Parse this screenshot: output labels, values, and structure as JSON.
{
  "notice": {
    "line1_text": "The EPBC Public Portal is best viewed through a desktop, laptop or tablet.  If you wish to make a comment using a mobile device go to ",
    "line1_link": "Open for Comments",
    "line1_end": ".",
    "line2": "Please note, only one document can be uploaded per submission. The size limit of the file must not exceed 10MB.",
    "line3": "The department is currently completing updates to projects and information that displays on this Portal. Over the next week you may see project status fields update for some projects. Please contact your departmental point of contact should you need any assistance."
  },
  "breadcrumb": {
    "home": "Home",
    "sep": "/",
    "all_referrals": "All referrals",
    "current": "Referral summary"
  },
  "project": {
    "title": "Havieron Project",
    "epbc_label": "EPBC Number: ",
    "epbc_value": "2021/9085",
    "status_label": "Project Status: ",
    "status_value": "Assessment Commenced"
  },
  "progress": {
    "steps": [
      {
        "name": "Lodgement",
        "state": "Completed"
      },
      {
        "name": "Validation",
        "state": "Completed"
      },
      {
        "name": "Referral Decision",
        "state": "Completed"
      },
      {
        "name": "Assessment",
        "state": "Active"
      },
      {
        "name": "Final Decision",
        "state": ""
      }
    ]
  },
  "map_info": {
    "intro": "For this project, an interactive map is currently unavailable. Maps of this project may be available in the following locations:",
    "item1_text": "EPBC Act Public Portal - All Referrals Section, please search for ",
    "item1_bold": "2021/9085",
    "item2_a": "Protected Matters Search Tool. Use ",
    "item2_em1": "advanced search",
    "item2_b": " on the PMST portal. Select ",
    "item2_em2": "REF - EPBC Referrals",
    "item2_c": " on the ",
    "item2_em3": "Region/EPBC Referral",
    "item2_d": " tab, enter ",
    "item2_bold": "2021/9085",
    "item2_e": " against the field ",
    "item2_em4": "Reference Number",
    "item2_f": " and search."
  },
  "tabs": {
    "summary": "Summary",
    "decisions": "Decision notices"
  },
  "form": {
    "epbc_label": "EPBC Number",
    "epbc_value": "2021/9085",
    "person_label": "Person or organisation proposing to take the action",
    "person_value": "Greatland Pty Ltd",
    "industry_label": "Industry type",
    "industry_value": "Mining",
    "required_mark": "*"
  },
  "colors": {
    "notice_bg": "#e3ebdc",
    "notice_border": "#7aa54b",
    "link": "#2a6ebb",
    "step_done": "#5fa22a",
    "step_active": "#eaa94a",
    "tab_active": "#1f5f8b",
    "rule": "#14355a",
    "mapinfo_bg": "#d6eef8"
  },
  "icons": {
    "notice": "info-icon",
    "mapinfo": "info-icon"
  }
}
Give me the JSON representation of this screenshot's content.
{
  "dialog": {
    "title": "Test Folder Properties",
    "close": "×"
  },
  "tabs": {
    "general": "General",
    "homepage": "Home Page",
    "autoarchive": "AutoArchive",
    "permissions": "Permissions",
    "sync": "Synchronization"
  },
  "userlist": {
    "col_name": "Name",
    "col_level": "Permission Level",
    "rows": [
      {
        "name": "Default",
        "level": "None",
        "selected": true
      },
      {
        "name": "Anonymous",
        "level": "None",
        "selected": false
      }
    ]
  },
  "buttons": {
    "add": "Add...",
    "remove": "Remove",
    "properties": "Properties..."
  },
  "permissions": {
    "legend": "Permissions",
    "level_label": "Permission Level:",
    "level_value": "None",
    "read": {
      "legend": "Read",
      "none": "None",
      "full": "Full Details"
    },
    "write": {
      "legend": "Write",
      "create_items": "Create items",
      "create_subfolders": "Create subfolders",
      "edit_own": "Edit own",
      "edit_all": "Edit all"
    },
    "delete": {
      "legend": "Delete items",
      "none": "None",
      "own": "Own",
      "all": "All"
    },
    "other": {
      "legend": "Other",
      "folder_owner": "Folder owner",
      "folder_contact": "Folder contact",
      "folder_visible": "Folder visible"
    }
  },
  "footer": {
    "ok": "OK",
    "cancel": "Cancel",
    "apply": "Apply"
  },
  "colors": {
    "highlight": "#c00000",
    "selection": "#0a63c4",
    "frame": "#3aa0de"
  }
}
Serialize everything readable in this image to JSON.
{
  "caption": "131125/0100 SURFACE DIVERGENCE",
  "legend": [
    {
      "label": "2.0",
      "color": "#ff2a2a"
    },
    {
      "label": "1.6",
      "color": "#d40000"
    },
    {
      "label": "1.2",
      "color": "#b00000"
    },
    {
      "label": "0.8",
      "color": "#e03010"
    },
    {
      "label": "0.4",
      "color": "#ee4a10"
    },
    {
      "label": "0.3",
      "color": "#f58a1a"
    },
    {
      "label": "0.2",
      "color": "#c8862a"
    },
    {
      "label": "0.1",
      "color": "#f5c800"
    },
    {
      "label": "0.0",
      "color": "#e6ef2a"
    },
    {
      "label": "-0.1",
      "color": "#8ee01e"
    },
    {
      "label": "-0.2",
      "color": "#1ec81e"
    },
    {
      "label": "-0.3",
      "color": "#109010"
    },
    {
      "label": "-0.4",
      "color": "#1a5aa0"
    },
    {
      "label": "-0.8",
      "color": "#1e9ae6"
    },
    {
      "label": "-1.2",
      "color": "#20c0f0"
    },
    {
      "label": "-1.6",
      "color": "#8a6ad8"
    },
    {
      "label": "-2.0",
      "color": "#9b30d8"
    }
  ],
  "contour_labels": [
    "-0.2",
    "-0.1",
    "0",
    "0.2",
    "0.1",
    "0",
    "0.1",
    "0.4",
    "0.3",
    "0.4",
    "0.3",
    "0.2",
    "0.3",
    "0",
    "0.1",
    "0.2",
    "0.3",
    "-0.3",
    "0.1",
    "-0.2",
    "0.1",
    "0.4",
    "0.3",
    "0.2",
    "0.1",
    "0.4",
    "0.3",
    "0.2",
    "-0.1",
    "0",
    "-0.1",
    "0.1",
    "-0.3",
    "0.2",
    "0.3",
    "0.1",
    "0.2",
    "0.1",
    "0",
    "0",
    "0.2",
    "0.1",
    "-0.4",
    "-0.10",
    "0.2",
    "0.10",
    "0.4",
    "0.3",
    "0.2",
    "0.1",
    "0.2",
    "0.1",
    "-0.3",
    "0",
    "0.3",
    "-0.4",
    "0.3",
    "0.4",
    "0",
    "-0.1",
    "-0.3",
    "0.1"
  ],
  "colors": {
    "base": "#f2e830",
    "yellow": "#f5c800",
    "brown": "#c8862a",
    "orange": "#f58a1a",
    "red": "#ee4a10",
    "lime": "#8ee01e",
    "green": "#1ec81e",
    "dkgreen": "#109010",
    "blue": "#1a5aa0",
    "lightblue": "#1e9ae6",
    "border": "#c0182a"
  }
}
_ _ _ _ _ _ _
*WHAT YOU NEED TO DO*: The data above must be returned in full, exactly as written.

*FINISHED ANSWER*:
Parse this screenshot: output labels, values, and structure as JSON.
{
  "notice": {
    "line1_text": "The EPBC Public Portal is best viewed through a desktop, laptop or tablet.  If you wish to make a comment using a mobile device go to ",
    "line1_link": "Open for Comments",
    "line1_end": ".",
    "line2": "Please note, only one document can be uploaded per submission. The size limit of the file must not exceed 10MB.",
    "line3": "The department is currently completing updates to projects and information that displays on this Portal. Over the next week you may see project status fields update for some projects. Please contact your departmental point of contact should you need any assistance."
  },
  "breadcrumb": {
    "home": "Home",
    "sep": "/",
    "all_referrals": "All referrals",
    "current": "Referral summary"
  },
  "project": {
    "title": "Havieron Project",
    "epbc_label": "EPBC Number: ",
    "epbc_value": "2021/9085",
    "status_label": "Project Status: ",
    "status_value": "Assessment Commenced"
  },
  "progress": {
    "steps": [
      {
        "name": "Lodgement",
        "state": "Completed"
      },
      {
        "name": "Validation",
        "state": "Completed"
      },
      {
        "name": "Referral Decision",
        "state": "Completed"
      },
      {
        "name": "Assessment",
        "state": "Active"
      },
      {
        "name": "Final Decision",
        "state": ""
      }
    ]
  },
  "map_info": {
    "intro": "For this project, an interactive map is currently unavailable. Maps of this project may be available in the following locations:",
    "item1_text": "EPBC Act Public Portal - All Referrals Section, please search for ",
    "item1_bold": "2021/9085",
    "item2_a": "Protected Matters Search Tool. Use ",
    "item2_em1": "advanced search",
    "item2_b": " on the PMST portal. Select ",
    "item2_em2": "REF - EPBC Referrals",
    "item2_c": " on the ",
    "item2_em3": "Region/EPBC Referral",
    "item2_d": " tab, enter ",
    "item2_bold": "2021/9085",
    "item2_e": " against the field ",
    "item2_em4": "Reference Number",
    "item2_f": " and search."
  },
  "tabs": {
    "summary": "Summary",
    "decisions": "Decision notices"
  },
  "form": {
    "epbc_label": "EPBC Number",
    "epbc_value": "2021/9085",
    "person_label": "Person or organisation proposing to take the action",
    "person_value": "Greatland Pty Ltd",
    "industry_label": "Industry type",
    "industry_value": "Mining",
    "required_mark": "*"
  },
  "colors": {
    "notice_bg": "#e3ebdc",
    "notice_border": "#7aa54b",
    "link": "#2a6ebb",
    "step_done": "#5fa22a",
    "step_active": "#eaa94a",
    "tab_active": "#1f5f8b",
    "rule": "#14355a",
    "mapinfo_bg": "#d6eef8"
  },
  "icons": {
    "notice": "info-icon",
    "mapinfo": "info-icon"
  }
}
Give me the JSON representation of this screenshot's content.
{
  "dialog": {
    "title": "Test Folder Properties",
    "close": "×"
  },
  "tabs": {
    "general": "General",
    "homepage": "Home Page",
    "autoarchive": "AutoArchive",
    "permissions": "Permissions",
    "sync": "Synchronization"
  },
  "userlist": {
    "col_name": "Name",
    "col_level": "Permission Level",
    "rows": [
      {
        "name": "Default",
        "level": "None",
        "selected": true
      },
      {
        "name": "Anonymous",
        "level": "None",
        "selected": false
      }
    ]
  },
  "buttons": {
    "add": "Add...",
    "remove": "Remove",
    "properties": "Properties..."
  },
  "permissions": {
    "legend": "Permissions",
    "level_label": "Permission Level:",
    "level_value": "None",
    "read": {
      "legend": "Read",
      "none": "None",
      "full": "Full Details"
    },
    "write": {
      "legend": "Write",
      "create_items": "Create items",
      "create_subfolders": "Create subfolders",
      "edit_own": "Edit own",
      "edit_all": "Edit all"
    },
    "delete": {
      "legend": "Delete items",
      "none": "None",
      "own": "Own",
      "all": "All"
    },
    "other": {
      "legend": "Other",
      "folder_owner": "Folder owner",
      "folder_contact": "Folder contact",
      "folder_visible": "Folder visible"
    }
  },
  "footer": {
    "ok": "OK",
    "cancel": "Cancel",
    "apply": "Apply"
  },
  "colors": {
    "highlight": "#c00000",
    "selection": "#0a63c4",
    "frame": "#3aa0de"
  }
}
Serialize everything readable in this image to JSON.
{
  "caption": "131125/0100 SURFACE DIVERGENCE",
  "legend": [
    {
      "label": "2.0",
      "color": "#ff2a2a"
    },
    {
      "label": "1.6",
      "color": "#d40000"
    },
    {
      "label": "1.2",
      "color": "#b00000"
    },
    {
      "label": "0.8",
      "color": "#e03010"
    },
    {
      "label": "0.4",
      "color": "#ee4a10"
    },
    {
      "label": "0.3",
      "color": "#f58a1a"
    },
    {
      "label": "0.2",
      "color": "#c8862a"
    },
    {
      "label": "0.1",
      "color": "#f5c800"
    },
    {
      "label": "0.0",
      "color": "#e6ef2a"
    },
    {
      "label": "-0.1",
      "color": "#8ee01e"
    },
    {
      "label": "-0.2",
      "color": "#1ec81e"
    },
    {
      "label": "-0.3",
      "color": "#109010"
    },
    {
      "label": "-0.4",
      "color": "#1a5aa0"
    },
    {
      "label": "-0.8",
      "color": "#1e9ae6"
    },
    {
      "label": "-1.2",
      "color": "#20c0f0"
    },
    {
      "label": "-1.6",
      "color": "#8a6ad8"
    },
    {
      "label": "-2.0",
      "color": "#9b30d8"
    }
  ],
  "contour_labels": [
    "-0.2",
    "-0.1",
    "0",
    "0.2",
    "0.1",
    "0",
    "0.1",
    "0.4",
    "0.3",
    "0.4",
    "0.3",
    "0.2",
    "0.3",
    "0",
    "0.1",
    "0.2",
    "0.3",
    "-0.3",
    "0.1",
    "-0.2",
    "0.1",
    "0.4",
    "0.3",
    "0.2",
    "0.1",
    "0.4",
    "0.3",
    "0.2",
    "-0.1",
    "0",
    "-0.1",
    "0.1",
    "-0.3",
    "0.2",
    "0.3",
    "0.1",
    "0.2",
    "0.1",
    "0",
    "0",
    "0.2",
    "0.1",
    "-0.4",
    "-0.10",
    "0.2",
    "0.10",
    "0.4",
    "0.3",
    "0.2",
    "0.1",
    "0.2",
    "0.1",
    "-0.3",
    "0",
    "0.3",
    "-0.4",
    "0.3",
    "0.4",
    "0",
    "-0.1",
    "-0.3",
    "0.1"
  ],
  "colors": {
    "base": "#f2e830",
    "yellow": "#f5c800",
    "brown": "#c8862a",
    "orange": "#f58a1a",
    "red": "#ee4a10",
    "lime": "#8ee01e",
    "green": "#1ec81e",
    "dkgreen": "#109010",
    "blue": "#1a5aa0",
    "lightblue": "#1e9ae6",
    "border": "#c0182a"
  }
}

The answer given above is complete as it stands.